» What is asked
Quote the ScoreGrad notes below in full, with no changes.

» Document excerpt
[start]
ScoreGrad: Multivariate Probabilistic Time Series Forecasting with Continuous Energy-based Generative Models


Contents

  1. Abstract
  2. Introduction
  3. Related Work
  4. Score-based generative models
  5. Method
  6. Experiment


Abstract

Generative models in TS

  • Many existing works can not be widely used because of the…
    • (1) constraints of functional form of generative models
    • (2) sensitivity to hyperparameters


ScoreGrad

  • MTS probabilistic forecasting

  • Continuous energy-based generative models

  • Composed of ..
    • (1) TS feature extraction module
    • (2) Conditional stochastic differential equation based score matching module
  • Prediction: by iteratively solving reverse-time SDE

    ( any numerical solvers for SDEs can be used for sampling )
[end]
» Record excerpts
[start]
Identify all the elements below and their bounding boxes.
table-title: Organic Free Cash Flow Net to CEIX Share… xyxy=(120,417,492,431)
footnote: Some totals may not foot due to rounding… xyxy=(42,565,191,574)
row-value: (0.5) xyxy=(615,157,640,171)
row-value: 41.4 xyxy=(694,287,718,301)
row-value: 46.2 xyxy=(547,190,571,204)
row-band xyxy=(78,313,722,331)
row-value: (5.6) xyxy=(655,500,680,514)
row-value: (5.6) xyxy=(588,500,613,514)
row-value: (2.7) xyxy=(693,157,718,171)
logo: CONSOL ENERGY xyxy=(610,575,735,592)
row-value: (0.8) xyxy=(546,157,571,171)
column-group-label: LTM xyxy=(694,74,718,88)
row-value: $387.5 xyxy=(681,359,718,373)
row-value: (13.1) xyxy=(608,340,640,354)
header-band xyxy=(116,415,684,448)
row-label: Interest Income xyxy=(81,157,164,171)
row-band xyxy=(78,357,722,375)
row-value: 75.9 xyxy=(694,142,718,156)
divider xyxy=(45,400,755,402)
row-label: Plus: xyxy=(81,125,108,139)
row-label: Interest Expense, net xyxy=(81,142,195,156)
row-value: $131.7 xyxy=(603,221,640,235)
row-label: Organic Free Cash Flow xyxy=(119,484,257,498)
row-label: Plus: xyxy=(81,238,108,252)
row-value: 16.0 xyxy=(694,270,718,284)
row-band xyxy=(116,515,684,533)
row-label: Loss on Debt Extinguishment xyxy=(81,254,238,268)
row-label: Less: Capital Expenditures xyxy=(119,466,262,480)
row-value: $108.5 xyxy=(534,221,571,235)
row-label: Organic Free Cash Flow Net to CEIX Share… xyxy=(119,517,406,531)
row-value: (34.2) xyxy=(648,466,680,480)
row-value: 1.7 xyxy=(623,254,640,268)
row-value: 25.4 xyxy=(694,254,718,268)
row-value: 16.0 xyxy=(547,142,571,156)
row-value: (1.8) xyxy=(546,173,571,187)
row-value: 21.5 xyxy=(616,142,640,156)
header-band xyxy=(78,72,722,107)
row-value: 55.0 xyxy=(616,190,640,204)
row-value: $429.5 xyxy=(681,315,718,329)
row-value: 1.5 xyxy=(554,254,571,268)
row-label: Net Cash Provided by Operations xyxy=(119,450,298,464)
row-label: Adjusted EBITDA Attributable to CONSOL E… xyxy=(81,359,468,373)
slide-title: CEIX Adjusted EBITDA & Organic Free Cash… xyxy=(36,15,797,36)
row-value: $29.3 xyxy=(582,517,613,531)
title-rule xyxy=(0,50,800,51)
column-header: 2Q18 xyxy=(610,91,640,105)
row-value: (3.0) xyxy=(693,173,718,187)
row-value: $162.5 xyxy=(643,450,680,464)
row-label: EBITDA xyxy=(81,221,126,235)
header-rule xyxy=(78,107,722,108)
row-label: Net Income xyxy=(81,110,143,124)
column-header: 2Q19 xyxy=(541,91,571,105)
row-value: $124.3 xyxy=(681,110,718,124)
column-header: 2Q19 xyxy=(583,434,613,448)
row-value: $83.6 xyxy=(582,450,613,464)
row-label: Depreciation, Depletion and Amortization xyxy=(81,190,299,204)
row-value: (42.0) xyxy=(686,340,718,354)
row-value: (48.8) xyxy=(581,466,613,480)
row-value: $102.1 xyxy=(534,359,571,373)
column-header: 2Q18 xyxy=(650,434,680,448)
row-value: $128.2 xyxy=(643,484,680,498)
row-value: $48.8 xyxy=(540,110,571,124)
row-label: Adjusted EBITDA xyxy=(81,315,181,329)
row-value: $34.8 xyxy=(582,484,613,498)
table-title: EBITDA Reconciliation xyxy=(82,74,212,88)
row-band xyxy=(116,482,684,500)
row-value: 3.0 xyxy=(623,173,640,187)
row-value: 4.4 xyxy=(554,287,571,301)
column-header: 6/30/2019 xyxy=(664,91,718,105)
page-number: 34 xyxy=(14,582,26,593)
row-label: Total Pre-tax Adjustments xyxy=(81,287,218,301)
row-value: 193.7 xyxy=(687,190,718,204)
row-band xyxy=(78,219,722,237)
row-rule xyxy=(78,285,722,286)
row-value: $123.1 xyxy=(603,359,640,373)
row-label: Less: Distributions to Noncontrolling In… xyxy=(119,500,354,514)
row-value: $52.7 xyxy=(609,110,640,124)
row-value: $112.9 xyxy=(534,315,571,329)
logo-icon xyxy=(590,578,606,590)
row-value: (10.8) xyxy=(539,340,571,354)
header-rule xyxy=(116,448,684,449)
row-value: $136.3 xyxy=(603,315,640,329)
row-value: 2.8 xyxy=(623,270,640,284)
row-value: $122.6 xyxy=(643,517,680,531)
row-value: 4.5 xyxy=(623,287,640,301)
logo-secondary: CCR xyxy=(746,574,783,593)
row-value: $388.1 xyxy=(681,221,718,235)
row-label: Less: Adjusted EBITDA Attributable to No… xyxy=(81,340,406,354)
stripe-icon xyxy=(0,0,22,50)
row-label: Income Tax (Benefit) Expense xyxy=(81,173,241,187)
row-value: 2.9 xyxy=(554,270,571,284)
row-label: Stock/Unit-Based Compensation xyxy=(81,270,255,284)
[end]
» Response to this task
ScoreGrad: Multivariate Probabilistic Time Series Forecasting with Continuous Energy-based Generative Models


Contents

  1. Abstract
  2. Introduction
  3. Related Work
  4. Score-based generative models
  5. Method
  6. Experiment


Abstract

Generative models in TS

  • Many existing works can not be widely used because of the…
    • (1) constraints of functional form of generative models
    • (2) sensitivity to hyperparameters


ScoreGrad

  • MTS probabilistic forecasting

  • Continuous energy-based generative models

  • Composed of ..
    • (1) TS feature extraction module
    • (2) Conditional stochastic differential equation based score matching module
  • Prediction: by iteratively solving reverse-time SDE

    ( any numerical solvers for SDEs can be used for sampling )